• **SET PROBLEM**: Reproduce the entries in full, with no changes.

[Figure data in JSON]
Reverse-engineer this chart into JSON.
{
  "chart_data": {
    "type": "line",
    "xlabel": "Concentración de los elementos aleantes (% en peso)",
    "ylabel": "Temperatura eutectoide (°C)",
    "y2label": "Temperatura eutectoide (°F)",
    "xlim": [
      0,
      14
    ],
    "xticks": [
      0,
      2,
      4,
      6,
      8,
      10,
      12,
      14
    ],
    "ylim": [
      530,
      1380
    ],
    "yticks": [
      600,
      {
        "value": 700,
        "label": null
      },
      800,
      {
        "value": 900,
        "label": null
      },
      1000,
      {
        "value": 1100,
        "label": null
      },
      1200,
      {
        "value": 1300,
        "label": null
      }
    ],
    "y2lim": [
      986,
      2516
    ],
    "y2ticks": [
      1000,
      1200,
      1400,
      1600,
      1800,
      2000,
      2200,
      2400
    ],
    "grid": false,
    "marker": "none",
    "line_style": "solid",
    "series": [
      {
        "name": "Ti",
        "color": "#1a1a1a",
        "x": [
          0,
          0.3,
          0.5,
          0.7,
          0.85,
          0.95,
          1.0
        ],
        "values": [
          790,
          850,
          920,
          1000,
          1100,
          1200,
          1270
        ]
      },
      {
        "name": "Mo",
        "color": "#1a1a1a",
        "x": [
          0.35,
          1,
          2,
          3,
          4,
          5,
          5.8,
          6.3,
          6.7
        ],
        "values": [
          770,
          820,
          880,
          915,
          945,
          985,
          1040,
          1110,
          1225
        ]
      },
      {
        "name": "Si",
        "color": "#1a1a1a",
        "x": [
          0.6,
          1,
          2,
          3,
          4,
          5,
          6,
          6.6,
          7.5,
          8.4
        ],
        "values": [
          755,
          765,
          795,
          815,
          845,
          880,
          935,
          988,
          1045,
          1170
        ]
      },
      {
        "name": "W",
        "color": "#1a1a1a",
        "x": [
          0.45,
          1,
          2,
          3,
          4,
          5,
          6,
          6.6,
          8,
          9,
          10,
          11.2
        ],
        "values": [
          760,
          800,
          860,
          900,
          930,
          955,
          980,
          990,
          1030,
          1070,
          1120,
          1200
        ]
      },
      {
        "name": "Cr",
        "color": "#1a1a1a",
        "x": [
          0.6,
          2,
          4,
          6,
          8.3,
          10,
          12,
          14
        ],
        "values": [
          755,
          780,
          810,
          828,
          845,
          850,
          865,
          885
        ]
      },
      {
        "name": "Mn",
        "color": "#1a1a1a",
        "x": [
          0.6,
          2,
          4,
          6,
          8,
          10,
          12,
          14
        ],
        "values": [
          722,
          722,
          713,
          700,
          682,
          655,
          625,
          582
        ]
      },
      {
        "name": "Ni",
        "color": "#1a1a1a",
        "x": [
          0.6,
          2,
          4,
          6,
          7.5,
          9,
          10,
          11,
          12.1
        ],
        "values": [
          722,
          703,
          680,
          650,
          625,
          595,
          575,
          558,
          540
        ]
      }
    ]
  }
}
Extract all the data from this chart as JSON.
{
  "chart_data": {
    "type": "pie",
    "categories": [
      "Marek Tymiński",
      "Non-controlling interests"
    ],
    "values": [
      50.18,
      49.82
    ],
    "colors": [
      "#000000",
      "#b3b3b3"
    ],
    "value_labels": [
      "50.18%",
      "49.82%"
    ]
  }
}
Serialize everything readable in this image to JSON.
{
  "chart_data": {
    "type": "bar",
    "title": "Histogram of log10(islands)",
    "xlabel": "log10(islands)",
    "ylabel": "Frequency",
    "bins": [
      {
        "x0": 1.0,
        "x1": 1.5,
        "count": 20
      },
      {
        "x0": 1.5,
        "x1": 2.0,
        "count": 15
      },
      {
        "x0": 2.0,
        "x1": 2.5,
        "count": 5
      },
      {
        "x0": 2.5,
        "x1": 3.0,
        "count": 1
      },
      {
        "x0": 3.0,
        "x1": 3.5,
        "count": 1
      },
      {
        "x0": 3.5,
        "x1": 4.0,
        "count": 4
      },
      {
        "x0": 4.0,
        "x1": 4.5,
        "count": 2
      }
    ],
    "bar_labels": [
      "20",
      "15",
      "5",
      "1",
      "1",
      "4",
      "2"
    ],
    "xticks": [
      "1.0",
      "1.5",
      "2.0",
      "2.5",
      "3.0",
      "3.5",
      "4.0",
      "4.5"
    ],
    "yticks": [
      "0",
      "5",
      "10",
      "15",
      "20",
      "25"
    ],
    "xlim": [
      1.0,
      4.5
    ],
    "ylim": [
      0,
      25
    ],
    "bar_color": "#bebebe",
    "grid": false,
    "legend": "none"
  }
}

• **WRITTEN RESPONSE**:
Reverse-engineer this chart into JSON.
{
  "chart_data": {
    "type": "line",
    "xlabel": "Concentración de los elementos aleantes (% en peso)",
    "ylabel": "Temperatura eutectoide (°C)",
    "y2label": "Temperatura eutectoide (°F)",
    "xlim": [
      0,
      14
    ],
    "xticks": [
      0,
      2,
      4,
      6,
      8,
      10,
      12,
      14
    ],
    "ylim": [
      530,
      1380
    ],
    "yticks": [
      600,
      {
        "value": 700,
        "label": null
      },
      800,
      {
        "value": 900,
        "label": null
      },
      1000,
      {
        "value": 1100,
        "label": null
      },
      1200,
      {
        "value": 1300,
        "label": null
      }
    ],
    "y2lim": [
      986,
      2516
    ],
    "y2ticks": [
      1000,
      1200,
      1400,
      1600,
      1800,
      2000,
      2200,
      2400
    ],
    "grid": false,
    "marker": "none",
    "line_style": "solid",
    "series": [
      {
        "name": "Ti",
        "color": "#1a1a1a",
        "x": [
          0,
          0.3,
          0.5,
          0.7,
          0.85,
          0.95,
          1.0
        ],
        "values": [
          790,
          850,
          920,
          1000,
          1100,
          1200,
          1270
        ]
      },
      {
        "name": "Mo",
        "color": "#1a1a1a",
        "x": [
          0.35,
          1,
          2,
          3,
          4,
          5,
          5.8,
          6.3,
          6.7
        ],
        "values": [
          770,
          820,
          880,
          915,
          945,
          985,
          1040,
          1110,
          1225
        ]
      },
      {
        "name": "Si",
        "color": "#1a1a1a",
        "x": [
          0.6,
          1,
          2,
          3,
          4,
          5,
          6,
          6.6,
          7.5,
          8.4
        ],
        "values": [
          755,
          765,
          795,
          815,
          845,
          880,
          935,
          988,
          1045,
          1170
        ]
      },
      {
        "name": "W",
        "color": "#1a1a1a",
        "x": [
          0.45,
          1,
          2,
          3,
          4,
          5,
          6,
          6.6,
          8,
          9,
          10,
          11.2
        ],
        "values": [
          760,
          800,
          860,
          900,
          930,
          955,
          980,
          990,
          1030,
          1070,
          1120,
          1200
        ]
      },
      {
        "name": "Cr",
        "color": "#1a1a1a",
        "x": [
          0.6,
          2,
          4,
          6,
          8.3,
          10,
          12,
          14
        ],
        "values": [
          755,
          780,
          810,
          828,
          845,
          850,
          865,
          885
        ]
      },
      {
        "name": "Mn",
        "color": "#1a1a1a",
        "x": [
          0.6,
          2,
          4,
          6,
          8,
          10,
          12,
          14
        ],
        "values": [
          722,
          722,
          713,
          700,
          682,
          655,
          625,
          582
        ]
      },
      {
        "name": "Ni",
        "color": "#1a1a1a",
        "x": [
          0.6,
          2,
          4,
          6,
          7.5,
          9,
          10,
          11,
          12.1
        ],
        "values": [
          722,
          703,
          680,
          650,
          625,
          595,
          575,
          558,
          540
        ]
      }
    ]
  }
}
Extract all the data from this chart as JSON.
{
  "chart_data": {
    "type": "pie",
    "categories": [
      "Marek Tymiński",
      "Non-controlling interests"
    ],
    "values": [
      50.18,
      49.82
    ],
    "colors": [
      "#000000",
      "#b3b3b3"
    ],
    "value_labels": [
      "50.18%",
      "49.82%"
    ]
  }
}
Serialize everything readable in this image to JSON.
{
  "chart_data": {
    "type": "bar",
    "title": "Histogram of log10(islands)",
    "xlabel": "log10(islands)",
    "ylabel": "Frequency",
    "bins": [
      {
        "x0": 1.0,
        "x1": 1.5,
        "count": 20
      },
      {
        "x0": 1.5,
        "x1": 2.0,
        "count": 15
      },
      {
        "x0": 2.0,
        "x1": 2.5,
        "count": 5
      },
      {
        "x0": 2.5,
        "x1": 3.0,
        "count": 1
      },
      {
        "x0": 3.0,
        "x1": 3.5,
        "count": 1
      },
      {
        "x0": 3.5,
        "x1": 4.0,
        "count": 4
      },
      {
        "x0": 4.0,
        "x1": 4.5,
        "count": 2
      }
    ],
    "bar_labels": [
      "20",
      "15",
      "5",
      "1",
      "1",
      "4",
      "2"
    ],
    "xticks": [
      "1.0",
      "1.5",
      "2.0",
      "2.5",
      "3.0",
      "3.5",
      "4.0",
      "4.5"
    ],
    "yticks": [
      "0",
      "5",
      "10",
      "15",
      "20",
      "25"
    ],
    "xlim": [
      1.0,
      4.5
    ],
    "ylim": [
      0,
      25
    ],
    "bar_color": "#bebebe",
    "grid": false,
    "legend": "none"
  }
}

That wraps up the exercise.